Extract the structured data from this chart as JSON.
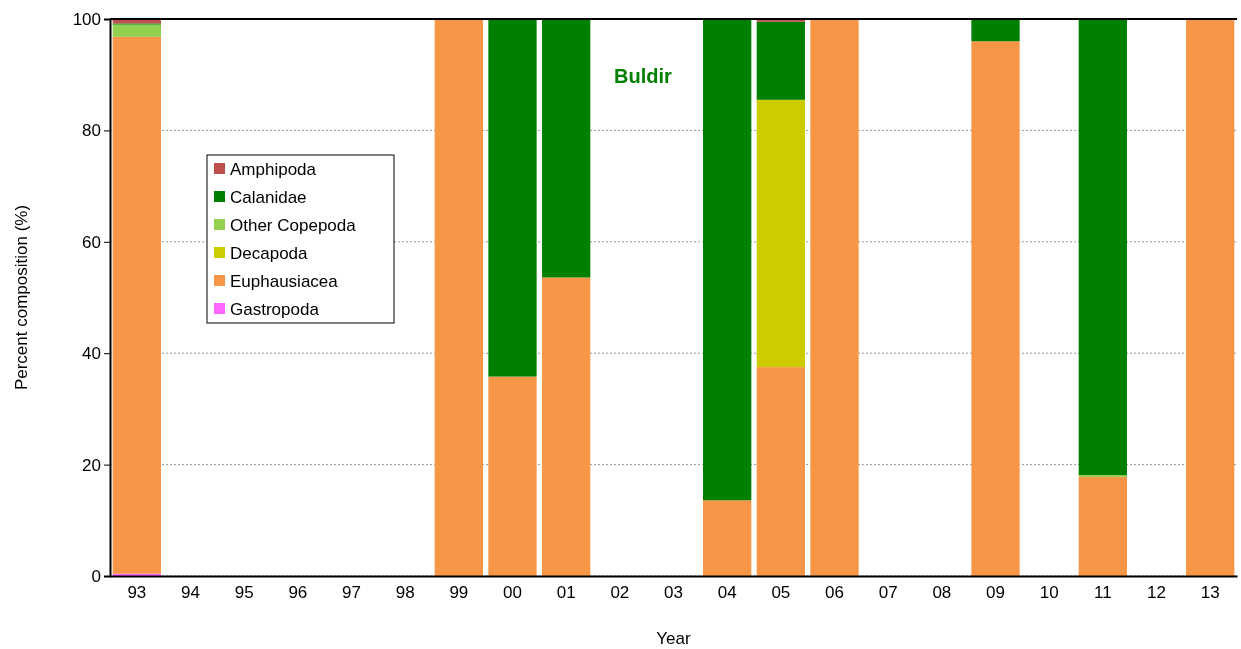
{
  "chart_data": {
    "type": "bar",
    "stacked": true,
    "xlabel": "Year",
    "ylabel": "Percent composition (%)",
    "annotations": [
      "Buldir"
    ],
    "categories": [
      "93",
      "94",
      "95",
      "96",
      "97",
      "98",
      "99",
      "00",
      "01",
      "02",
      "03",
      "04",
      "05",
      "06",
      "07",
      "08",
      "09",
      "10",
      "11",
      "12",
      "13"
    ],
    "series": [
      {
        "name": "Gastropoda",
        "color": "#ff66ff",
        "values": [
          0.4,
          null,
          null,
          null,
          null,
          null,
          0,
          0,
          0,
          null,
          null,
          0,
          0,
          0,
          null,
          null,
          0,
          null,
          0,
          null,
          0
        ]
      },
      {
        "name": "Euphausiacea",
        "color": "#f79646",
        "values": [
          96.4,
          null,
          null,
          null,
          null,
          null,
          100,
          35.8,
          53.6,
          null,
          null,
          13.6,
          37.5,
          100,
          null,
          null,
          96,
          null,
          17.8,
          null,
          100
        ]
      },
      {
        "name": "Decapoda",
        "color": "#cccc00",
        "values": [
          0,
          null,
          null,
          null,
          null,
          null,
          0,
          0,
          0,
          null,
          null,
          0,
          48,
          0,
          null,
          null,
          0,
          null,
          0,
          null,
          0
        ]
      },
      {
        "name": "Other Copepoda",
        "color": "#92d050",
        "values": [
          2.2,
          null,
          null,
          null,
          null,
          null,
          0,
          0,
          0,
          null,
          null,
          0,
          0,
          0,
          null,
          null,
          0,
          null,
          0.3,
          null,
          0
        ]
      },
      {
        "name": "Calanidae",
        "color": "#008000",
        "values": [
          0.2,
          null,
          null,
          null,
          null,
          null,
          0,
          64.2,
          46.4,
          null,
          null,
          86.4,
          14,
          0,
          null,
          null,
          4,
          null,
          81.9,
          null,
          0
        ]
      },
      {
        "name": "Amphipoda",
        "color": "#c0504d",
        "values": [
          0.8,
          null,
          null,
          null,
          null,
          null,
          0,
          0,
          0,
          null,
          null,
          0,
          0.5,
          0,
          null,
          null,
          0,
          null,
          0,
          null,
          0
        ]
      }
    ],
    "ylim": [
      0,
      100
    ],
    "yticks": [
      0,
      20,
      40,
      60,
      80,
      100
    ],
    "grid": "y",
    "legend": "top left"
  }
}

★ ★ ★ ★

*Work to be completed*
Return each line that includes "name".

*Exercise result*
        "name": "Gastropoda",
        "name": "Euphausiacea",
        "name": "Decapoda",
        "name": "Other Copepoda",
        "name": "Calanidae",
        "name": "Amphipoda",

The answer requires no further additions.